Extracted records
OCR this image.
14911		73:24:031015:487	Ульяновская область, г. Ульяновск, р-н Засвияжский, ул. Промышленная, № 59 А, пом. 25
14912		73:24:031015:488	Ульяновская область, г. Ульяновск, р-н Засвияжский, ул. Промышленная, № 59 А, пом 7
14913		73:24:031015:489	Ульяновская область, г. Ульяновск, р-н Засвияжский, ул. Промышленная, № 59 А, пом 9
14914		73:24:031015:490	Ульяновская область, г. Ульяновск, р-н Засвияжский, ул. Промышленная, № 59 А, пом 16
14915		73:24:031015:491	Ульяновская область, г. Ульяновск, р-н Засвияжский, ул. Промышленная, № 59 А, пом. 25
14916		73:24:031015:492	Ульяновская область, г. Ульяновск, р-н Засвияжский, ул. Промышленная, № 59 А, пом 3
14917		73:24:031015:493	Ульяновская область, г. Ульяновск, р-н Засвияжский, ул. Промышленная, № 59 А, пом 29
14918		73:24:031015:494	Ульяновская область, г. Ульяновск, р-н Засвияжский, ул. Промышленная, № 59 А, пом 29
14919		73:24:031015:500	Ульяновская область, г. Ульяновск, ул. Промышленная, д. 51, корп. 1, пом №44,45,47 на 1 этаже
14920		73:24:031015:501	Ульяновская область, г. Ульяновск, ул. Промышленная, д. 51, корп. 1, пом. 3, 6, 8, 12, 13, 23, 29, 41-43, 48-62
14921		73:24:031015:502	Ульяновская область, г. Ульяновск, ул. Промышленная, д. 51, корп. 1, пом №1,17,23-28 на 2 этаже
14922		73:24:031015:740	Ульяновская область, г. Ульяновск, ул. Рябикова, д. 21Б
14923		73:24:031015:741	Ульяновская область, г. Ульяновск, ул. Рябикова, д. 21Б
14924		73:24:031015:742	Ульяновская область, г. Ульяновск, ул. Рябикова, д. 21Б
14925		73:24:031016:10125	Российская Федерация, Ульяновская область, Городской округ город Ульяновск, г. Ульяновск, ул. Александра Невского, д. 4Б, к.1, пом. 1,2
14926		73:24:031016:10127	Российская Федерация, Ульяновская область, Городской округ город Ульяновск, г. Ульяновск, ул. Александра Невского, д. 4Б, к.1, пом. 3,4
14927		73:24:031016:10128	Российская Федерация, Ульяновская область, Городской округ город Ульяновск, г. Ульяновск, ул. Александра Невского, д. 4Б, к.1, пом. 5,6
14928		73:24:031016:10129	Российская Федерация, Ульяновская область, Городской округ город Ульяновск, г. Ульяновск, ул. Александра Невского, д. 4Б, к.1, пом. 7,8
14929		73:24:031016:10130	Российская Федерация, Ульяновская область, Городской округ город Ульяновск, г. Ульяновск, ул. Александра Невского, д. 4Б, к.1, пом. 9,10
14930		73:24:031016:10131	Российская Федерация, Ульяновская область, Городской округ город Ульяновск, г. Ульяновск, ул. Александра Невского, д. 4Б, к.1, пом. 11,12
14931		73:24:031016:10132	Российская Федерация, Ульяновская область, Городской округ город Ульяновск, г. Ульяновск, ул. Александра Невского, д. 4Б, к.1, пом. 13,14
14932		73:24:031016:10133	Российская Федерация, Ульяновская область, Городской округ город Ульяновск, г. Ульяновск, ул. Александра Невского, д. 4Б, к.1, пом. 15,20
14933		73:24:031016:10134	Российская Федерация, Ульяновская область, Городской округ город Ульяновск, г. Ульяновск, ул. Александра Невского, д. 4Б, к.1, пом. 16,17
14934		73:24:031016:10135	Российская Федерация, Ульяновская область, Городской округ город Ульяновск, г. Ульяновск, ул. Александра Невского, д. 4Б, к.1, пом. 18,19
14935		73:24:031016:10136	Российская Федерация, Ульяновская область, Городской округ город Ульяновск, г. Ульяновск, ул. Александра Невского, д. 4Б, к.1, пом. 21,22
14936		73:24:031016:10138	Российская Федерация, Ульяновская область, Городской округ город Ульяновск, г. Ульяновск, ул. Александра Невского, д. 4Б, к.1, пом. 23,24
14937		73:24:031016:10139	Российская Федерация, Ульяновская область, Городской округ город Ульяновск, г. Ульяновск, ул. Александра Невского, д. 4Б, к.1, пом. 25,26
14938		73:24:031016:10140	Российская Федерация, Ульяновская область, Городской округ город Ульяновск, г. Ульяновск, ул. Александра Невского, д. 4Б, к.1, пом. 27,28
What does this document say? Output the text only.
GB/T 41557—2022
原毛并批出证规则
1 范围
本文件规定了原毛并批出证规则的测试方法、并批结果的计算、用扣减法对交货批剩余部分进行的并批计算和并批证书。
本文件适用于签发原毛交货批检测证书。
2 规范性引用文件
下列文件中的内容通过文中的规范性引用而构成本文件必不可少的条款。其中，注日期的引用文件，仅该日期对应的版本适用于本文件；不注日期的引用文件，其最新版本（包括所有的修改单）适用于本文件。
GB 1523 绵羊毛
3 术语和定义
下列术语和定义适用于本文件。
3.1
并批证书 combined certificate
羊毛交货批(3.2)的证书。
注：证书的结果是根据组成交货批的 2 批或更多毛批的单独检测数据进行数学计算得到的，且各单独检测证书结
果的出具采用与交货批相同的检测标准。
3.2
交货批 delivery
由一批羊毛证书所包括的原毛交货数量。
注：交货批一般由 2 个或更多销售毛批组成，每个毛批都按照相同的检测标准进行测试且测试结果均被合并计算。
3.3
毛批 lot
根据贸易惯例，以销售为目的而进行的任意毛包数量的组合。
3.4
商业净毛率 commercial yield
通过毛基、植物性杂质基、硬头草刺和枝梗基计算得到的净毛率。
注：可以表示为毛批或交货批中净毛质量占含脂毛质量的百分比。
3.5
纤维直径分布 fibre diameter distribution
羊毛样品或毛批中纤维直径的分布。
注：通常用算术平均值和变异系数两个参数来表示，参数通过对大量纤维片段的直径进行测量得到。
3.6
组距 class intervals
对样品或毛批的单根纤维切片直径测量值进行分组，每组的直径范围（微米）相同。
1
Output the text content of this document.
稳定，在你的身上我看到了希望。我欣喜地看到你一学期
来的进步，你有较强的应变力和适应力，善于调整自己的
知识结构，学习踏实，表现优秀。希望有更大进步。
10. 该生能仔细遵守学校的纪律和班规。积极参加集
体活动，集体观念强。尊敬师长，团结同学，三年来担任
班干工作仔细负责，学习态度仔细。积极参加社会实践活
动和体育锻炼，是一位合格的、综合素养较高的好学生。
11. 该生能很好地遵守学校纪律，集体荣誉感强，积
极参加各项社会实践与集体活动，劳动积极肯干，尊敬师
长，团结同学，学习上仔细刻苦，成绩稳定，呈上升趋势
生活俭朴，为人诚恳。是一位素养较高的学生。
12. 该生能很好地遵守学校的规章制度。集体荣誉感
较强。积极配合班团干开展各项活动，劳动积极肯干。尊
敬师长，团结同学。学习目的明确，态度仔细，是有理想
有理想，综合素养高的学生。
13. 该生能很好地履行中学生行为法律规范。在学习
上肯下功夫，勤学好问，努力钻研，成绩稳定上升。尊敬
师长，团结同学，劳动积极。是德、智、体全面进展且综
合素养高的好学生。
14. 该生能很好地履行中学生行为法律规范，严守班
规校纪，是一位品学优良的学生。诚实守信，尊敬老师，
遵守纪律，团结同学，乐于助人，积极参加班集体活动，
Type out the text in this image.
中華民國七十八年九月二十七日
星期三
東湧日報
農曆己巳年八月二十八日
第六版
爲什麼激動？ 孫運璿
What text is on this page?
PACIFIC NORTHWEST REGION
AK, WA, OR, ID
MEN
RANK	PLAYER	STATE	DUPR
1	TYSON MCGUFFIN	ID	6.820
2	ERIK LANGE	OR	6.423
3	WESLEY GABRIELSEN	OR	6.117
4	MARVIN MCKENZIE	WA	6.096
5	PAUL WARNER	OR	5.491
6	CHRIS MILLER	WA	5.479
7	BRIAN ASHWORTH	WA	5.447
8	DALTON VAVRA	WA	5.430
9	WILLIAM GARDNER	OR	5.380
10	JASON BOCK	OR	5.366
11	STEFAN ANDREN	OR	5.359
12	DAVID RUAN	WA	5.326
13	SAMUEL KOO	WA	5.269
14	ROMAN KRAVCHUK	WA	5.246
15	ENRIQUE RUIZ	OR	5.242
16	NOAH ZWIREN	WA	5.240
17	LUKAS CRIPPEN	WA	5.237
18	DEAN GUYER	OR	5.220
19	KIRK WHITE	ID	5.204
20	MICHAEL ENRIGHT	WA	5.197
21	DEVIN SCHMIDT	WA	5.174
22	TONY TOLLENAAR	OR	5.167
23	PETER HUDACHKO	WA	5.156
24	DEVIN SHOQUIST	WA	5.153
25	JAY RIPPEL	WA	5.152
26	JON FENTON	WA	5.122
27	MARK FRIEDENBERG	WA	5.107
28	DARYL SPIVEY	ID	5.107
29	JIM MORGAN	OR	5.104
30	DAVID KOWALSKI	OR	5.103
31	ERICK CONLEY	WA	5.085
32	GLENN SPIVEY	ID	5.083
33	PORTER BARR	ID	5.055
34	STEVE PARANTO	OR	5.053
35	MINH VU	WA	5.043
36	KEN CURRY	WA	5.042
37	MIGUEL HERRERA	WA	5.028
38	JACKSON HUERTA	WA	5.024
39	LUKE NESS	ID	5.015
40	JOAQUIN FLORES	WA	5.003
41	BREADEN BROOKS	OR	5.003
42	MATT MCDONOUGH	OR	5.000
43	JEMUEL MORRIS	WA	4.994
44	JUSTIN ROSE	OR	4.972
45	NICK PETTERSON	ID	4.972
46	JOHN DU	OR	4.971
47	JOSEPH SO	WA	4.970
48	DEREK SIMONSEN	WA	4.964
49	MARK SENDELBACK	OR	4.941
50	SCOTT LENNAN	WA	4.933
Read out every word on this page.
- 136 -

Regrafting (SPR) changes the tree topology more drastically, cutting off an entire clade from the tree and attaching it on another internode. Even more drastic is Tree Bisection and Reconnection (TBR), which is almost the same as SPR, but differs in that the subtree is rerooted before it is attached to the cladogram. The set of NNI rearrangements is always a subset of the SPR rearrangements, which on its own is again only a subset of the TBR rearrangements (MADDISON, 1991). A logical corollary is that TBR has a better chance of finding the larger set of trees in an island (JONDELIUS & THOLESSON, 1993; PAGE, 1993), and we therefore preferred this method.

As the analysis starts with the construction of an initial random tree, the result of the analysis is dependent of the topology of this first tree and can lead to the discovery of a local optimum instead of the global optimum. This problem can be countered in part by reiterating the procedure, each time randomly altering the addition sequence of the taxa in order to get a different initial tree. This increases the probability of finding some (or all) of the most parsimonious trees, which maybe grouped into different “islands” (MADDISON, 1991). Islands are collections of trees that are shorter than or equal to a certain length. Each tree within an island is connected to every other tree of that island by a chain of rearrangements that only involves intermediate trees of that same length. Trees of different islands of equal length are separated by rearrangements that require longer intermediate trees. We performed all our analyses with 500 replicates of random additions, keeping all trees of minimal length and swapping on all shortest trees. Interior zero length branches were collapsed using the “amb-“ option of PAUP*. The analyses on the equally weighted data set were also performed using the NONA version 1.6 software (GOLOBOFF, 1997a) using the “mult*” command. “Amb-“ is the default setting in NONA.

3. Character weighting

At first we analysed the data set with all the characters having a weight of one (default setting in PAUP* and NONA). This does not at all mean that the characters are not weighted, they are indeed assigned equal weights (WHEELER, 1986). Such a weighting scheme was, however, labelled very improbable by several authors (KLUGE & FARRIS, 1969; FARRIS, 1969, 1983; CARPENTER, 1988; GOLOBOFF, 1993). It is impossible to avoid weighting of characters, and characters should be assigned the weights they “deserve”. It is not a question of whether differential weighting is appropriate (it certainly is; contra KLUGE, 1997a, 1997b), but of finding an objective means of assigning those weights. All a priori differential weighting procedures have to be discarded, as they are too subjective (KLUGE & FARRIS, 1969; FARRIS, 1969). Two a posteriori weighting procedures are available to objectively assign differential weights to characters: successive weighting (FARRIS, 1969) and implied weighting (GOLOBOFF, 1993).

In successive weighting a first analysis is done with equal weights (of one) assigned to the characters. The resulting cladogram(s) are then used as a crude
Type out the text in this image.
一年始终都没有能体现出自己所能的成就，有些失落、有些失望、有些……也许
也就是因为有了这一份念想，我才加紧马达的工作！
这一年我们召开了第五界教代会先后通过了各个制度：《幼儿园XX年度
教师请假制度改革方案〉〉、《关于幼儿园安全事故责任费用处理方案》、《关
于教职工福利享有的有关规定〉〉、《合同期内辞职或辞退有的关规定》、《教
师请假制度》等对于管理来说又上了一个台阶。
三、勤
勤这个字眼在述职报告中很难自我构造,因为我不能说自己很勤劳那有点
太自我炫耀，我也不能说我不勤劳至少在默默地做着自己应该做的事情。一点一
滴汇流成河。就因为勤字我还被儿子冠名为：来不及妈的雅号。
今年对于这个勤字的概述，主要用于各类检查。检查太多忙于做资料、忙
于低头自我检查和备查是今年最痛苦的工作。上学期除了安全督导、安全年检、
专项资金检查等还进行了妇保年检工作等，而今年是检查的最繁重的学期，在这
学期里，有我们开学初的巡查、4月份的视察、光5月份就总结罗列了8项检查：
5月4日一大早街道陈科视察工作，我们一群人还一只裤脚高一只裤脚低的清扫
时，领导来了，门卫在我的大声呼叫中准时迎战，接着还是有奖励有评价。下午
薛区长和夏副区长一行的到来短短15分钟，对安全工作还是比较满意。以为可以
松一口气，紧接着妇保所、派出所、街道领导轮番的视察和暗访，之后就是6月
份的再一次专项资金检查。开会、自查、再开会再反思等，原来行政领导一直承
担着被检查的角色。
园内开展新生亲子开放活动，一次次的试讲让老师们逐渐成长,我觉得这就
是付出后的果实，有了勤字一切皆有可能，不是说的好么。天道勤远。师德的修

Goal of the exercise:
Find the word "text" in the entries above and gather every line that holds it.

Output of the task:
What does this document say? Output the text only.
Output the text content of this document.
Type out the text in this image.
What text is on this page?
Type out the text in this image.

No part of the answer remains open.